• WRITTEN TASK: Render each line of the entries below as a JSON list of strings, one string per line, leaving out blank lines and the pictures.

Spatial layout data

_ _ _

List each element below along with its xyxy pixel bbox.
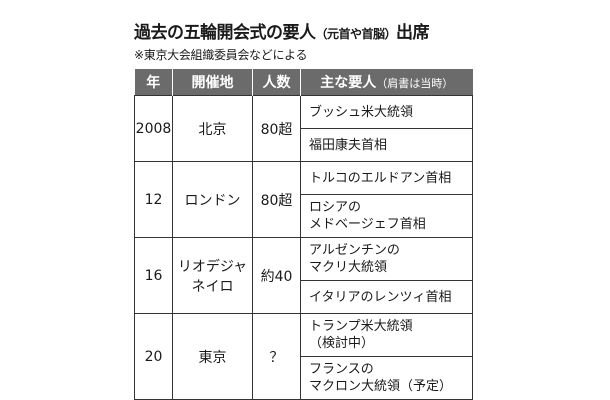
- dignitary-line: マクリ大統領: [309, 260, 388, 275]
- dignitary-line: アルゼンチンの: [309, 243, 400, 258]
- header-dignitaries: 主な要人（肩書は当時）: [300, 69, 473, 96]
- venue-line: ロンドン: [184, 192, 241, 209]
- cell-dignitary: トランプ米大統領 （検討中）: [300, 313, 473, 357]
- infographic-title: 過去の五輪開会式の要人（元首や首脳）出席: [134, 22, 472, 45]
- header-year: 年: [134, 69, 173, 96]
- cell-count: 80超: [252, 161, 301, 238]
- cell-dignitary: 福田康夫首相: [300, 128, 473, 162]
- table-row: イタリアのレンツィ首相: [135, 280, 473, 314]
- infographic: 過去の五輪開会式の要人（元首や首脳）出席 ※東京大会組織委員会などによる 年 開…: [134, 22, 473, 400]
- dignitary-line: ブッシュ米大統領: [309, 104, 414, 120]
- dignitary-line: マクロン大統領（予定）: [309, 379, 453, 394]
- cell-dignitary: ブッシュ米大統領: [300, 95, 473, 129]
- header-dignitaries-label: 主な要人: [320, 75, 377, 91]
- cell-dignitary: ロシアのメドベージェフ首相: [300, 194, 473, 238]
- title-paren: （元首や首脳）: [315, 27, 397, 41]
- cell-venue: ロンドン: [172, 161, 253, 238]
- cell-year: 2008: [134, 95, 173, 162]
- dignitary-line: トルコのエルドアン首相: [309, 170, 452, 186]
- header-dignitaries-note: （肩書は当時）: [376, 77, 454, 90]
- table-row: 16 リオデジャ ネイロ 約40 アルゼンチンの マクリ大統領: [134, 237, 473, 314]
- dignitary-line: イタリアのレンツィ首相: [309, 289, 452, 305]
- cell-dignitary: アルゼンチンの マクリ大統領: [300, 237, 473, 281]
- dignitary-line: フランスの: [309, 362, 374, 377]
- cell-count: 約40: [252, 237, 301, 314]
- cell-dignitary: フランスのマクロン大統領（予定）: [300, 356, 473, 400]
- cell-dignitary: トルコのエルドアン首相: [300, 161, 473, 195]
- table-row: ロシアのメドベージェフ首相: [135, 194, 473, 238]
- table-row: 20 東京 ？ トランプ米大統領 （検討中）: [134, 313, 473, 400]
- cell-venue: リオデジャ ネイロ: [172, 237, 253, 314]
- dignitary-line: （検討中）: [309, 336, 375, 351]
- venue-line: 北京: [198, 121, 227, 138]
- cell-year: 20: [134, 313, 173, 400]
- venue-line: リオデジャ: [177, 258, 248, 275]
- header-count: 人数: [252, 69, 301, 96]
- cell-count: ？: [252, 313, 301, 400]
- dignitary-line: ロシアの: [309, 200, 362, 215]
- venue-line: 東京: [198, 349, 227, 366]
- cell-venue: 東京: [172, 313, 253, 400]
- header-venue: 開催地: [172, 69, 253, 96]
- table-body: 2008 北京 80超 ブッシュ米大統領 福田康夫首相 12 ロンドン 80超 トルコのエルドア…: [134, 95, 473, 400]
- table-header-row: 年 開催地 人数 主な要人（肩書は当時）: [134, 69, 473, 96]
- table-row: 2008 北京 80超 ブッシュ米大統領: [134, 95, 473, 162]
- dignitary-line: メドベージェフ首相: [309, 217, 426, 232]
- dignitary-line: 福田康夫首相: [309, 137, 388, 153]
- cell-count: 80超: [252, 95, 301, 162]
- title-main: 過去の五輪開会式の要人: [134, 23, 316, 43]
- title-tail: 出席: [396, 23, 430, 43]
- cell-year: 16: [134, 237, 173, 314]
- cell-dignitary: イタリアのレンツィ首相: [300, 280, 473, 314]
- dignitary-line: トランプ米大統領: [309, 319, 413, 334]
- table-row: フランスのマクロン大統領（予定）: [135, 356, 473, 400]
- cell-year: 12: [134, 161, 173, 238]
- cell-venue: 北京: [172, 95, 253, 162]
- source-note: ※東京大会組織委員会などによる: [134, 48, 308, 62]
- table-row: 12 ロンドン 80超 トルコのエルドアン首相: [134, 161, 473, 238]
- venue-line: ネイロ: [191, 278, 234, 295]
- dignitaries-table: 年 開催地 人数 主な要人（肩書は当時） 2008 北京 80超 ブッシュ米大統領 福田…: [134, 69, 473, 400]
- table-row: 福田康夫首相: [135, 128, 473, 162]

_ _ _

• RESPONSE BELOW:
[
  "List each element below along with its xyxy pixel bbox.",
  "- dignitary-line: マクリ大統領: [309, 260, 388, 275]",
  "- dignitary-line: アルゼンチンの: [309, 243, 400, 258]",
  "- header-dignitaries: 主な要人（肩書は当時）: [300, 69, 473, 96]",
  "- venue-line: ロンドン: [184, 192, 241, 209]",
  "- cell-dignitary: トランプ米大統領 （検討中）: [300, 313, 473, 357]",
  "- infographic-title: 過去の五輪開会式の要人（元首や首脳）出席: [134, 22, 472, 45]",
  "- header-year: 年: [134, 69, 173, 96]",
  "- cell-count: 80超: [252, 161, 301, 238]",
  "- cell-dignitary: 福田康夫首相: [300, 128, 473, 162]",
  "- table-row: イタリアのレンツィ首相: [135, 280, 473, 314]",
  "- infographic: 過去の五輪開会式の要人（元首や首脳）出席 ※東京大会組織委員会などによる 年 開…: [134, 22, 473, 400]",
  "- dignitary-line: ブッシュ米大統領: [309, 104, 414, 120]",
  "- dignitary-line: マクロン大統領（予定）: [309, 379, 453, 394]",
  "- cell-dignitary: ブッシュ米大統領: [300, 95, 473, 129]",
  "- header-dignitaries-label: 主な要人: [320, 75, 377, 91]",
  "- cell-dignitary: ロシアのメドベージェフ首相: [300, 194, 473, 238]",
  "- title-paren: （元首や首脳）: [315, 27, 397, 41]",
  "- cell-venue: ロンドン: [172, 161, 253, 238]",
  "- cell-year: 2008: [134, 95, 173, 162]",
  "- dignitary-line: トルコのエルドアン首相: [309, 170, 452, 186]",
  "- header-dignitaries-note: （肩書は当時）: [376, 77, 454, 90]",
  "- table-row: 16 リオデジャ ネイロ 約40 アルゼンチンの マクリ大統領: [134, 237, 473, 314]",
  "- dignitary-line: イタリアのレンツィ首相: [309, 289, 452, 305]",
  "- cell-dignitary: アルゼンチンの マクリ大統領: [300, 237, 473, 281]",
  "- dignitary-line: フランスの: [309, 362, 374, 377]",
  "- cell-count: 約40: [252, 237, 301, 314]",
  "- cell-dignitary: フランスのマクロン大統領（予定）: [300, 356, 473, 400]",
  "- cell-dignitary: トルコのエルドアン首相: [300, 161, 473, 195]",
  "- table-row: ロシアのメドベージェフ首相: [135, 194, 473, 238]",
  "- table-row: 20 東京 ？ トランプ米大統領 （検討中）: [134, 313, 473, 400]",
  "- cell-venue: リオデジャ ネイロ: [172, 237, 253, 314]",
  "- dignitary-line: （検討中）: [309, 336, 375, 351]",
  "- venue-line: 北京: [198, 121, 227, 138]",
  "- cell-year: 20: [134, 313, 173, 400]",
  "- venue-line: リオデジャ: [177, 258, 248, 275]",
  "- header-count: 人数: [252, 69, 301, 96]",
  "- cell-count: ？: [252, 313, 301, 400]",
  "- dignitary-line: ロシアの: [309, 200, 362, 215]",
  "- venue-line: 東京: [198, 349, 227, 366]",
  "- cell-venue: 東京: [172, 313, 253, 400]",
  "- header-venue: 開催地: [172, 69, 253, 96]",
  "- table-body: 2008 北京 80超 ブッシュ米大統領 福田康夫首相 12 ロンドン 80超 トルコのエルドア…: [134, 95, 473, 400]",
  "- table-header-row: 年 開催地 人数 主な要人（肩書は当時）: [134, 69, 473, 96]",
  "- table-row: 2008 北京 80超 ブッシュ米大統領: [134, 95, 473, 162]",
  "- dignitary-line: メドベージェフ首相: [309, 217, 426, 232]",
  "- dignitary-line: 福田康夫首相: [309, 137, 388, 153]",
  "- cell-count: 80超: [252, 95, 301, 162]",
  "- title-main: 過去の五輪開会式の要人: [134, 23, 316, 43]",
  "- title-tail: 出席: [396, 23, 430, 43]",
  "- cell-year: 16: [134, 237, 173, 314]",
  "- cell-dignitary: イタリアのレンツィ首相: [300, 280, 473, 314]",
  "- dignitary-line: トランプ米大統領: [309, 319, 413, 334]",
  "- table-row: フランスのマクロン大統領（予定）: [135, 356, 473, 400]",
  "- cell-year: 12: [134, 161, 173, 238]",
  "- cell-venue: 北京: [172, 95, 253, 162]",
  "- source-note: ※東京大会組織委員会などによる: [134, 48, 308, 62]",
  "- table-row: 12 ロンドン 80超 トルコのエルドアン首相: [134, 161, 473, 238]",
  "- venue-line: ネイロ: [191, 278, 234, 295]",
  "- dignitaries-table: 年 開催地 人数 主な要人（肩書は当時） 2008 北京 80超 ブッシュ米大統領 福田…: [134, 69, 473, 400]",
  "- table-row: 福田康夫首相: [135, 128, 473, 162]"
]